- [Task goal]: Output the full listing below exactly as it reads, and skip anything that is a picture.

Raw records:

------------------------------------------------

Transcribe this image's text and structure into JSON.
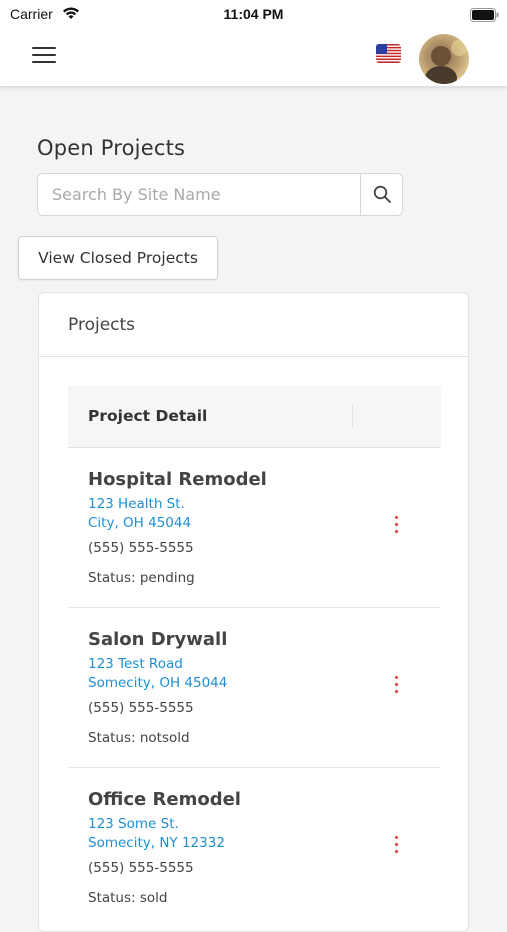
{
  "status_bar": {
    "carrier": "Carrier",
    "time": "11:04 PM"
  },
  "nav": {
    "menu_icon": "hamburger-menu-icon",
    "flag_icon": "us-flag-icon",
    "avatar": "user-avatar"
  },
  "page": {
    "title": "Open Projects"
  },
  "search": {
    "placeholder": "Search By Site Name",
    "value": "",
    "icon": "search-icon"
  },
  "closed_button": {
    "label": "View Closed Projects"
  },
  "card": {
    "title": "Projects",
    "table_header": "Project Detail",
    "rows": [
      {
        "name": "Hospital Remodel",
        "address_line1": "123 Health St.",
        "address_line2": "City, OH 45044",
        "phone": "(555) 555-5555",
        "status": "Status: pending"
      },
      {
        "name": "Salon Drywall",
        "address_line1": "123 Test Road",
        "address_line2": "Somecity, OH 45044",
        "phone": "(555) 555-5555",
        "status": "Status: notsold"
      },
      {
        "name": "Office Remodel",
        "address_line1": "123 Some St.",
        "address_line2": "Somecity, NY 12332",
        "phone": "(555) 555-5555",
        "status": "Status: sold"
      }
    ]
  },
  "colors": {
    "accent_link": "#1d8fd1",
    "menu_dots": "#e53935",
    "background": "#f4f4f4"
  }
}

------------------------------------------------

- [Result of the exercise]:
Transcribe this image's text and structure into JSON.
{
  "status_bar": {
    "carrier": "Carrier",
    "time": "11:04 PM"
  },
  "nav": {
    "menu_icon": "hamburger-menu-icon",
    "flag_icon": "us-flag-icon",
    "avatar": "user-avatar"
  },
  "page": {
    "title": "Open Projects"
  },
  "search": {
    "placeholder": "Search By Site Name",
    "value": "",
    "icon": "search-icon"
  },
  "closed_button": {
    "label": "View Closed Projects"
  },
  "card": {
    "title": "Projects",
    "table_header": "Project Detail",
    "rows": [
      {
        "name": "Hospital Remodel",
        "address_line1": "123 Health St.",
        "address_line2": "City, OH 45044",
        "phone": "(555) 555-5555",
        "status": "Status: pending"
      },
      {
        "name": "Salon Drywall",
        "address_line1": "123 Test Road",
        "address_line2": "Somecity, OH 45044",
        "phone": "(555) 555-5555",
        "status": "Status: notsold"
      },
      {
        "name": "Office Remodel",
        "address_line1": "123 Some St.",
        "address_line2": "Somecity, NY 12332",
        "phone": "(555) 555-5555",
        "status": "Status: sold"
      }
    ]
  },
  "colors": {
    "accent_link": "#1d8fd1",
    "menu_dots": "#e53935",
    "background": "#f4f4f4"
  }
}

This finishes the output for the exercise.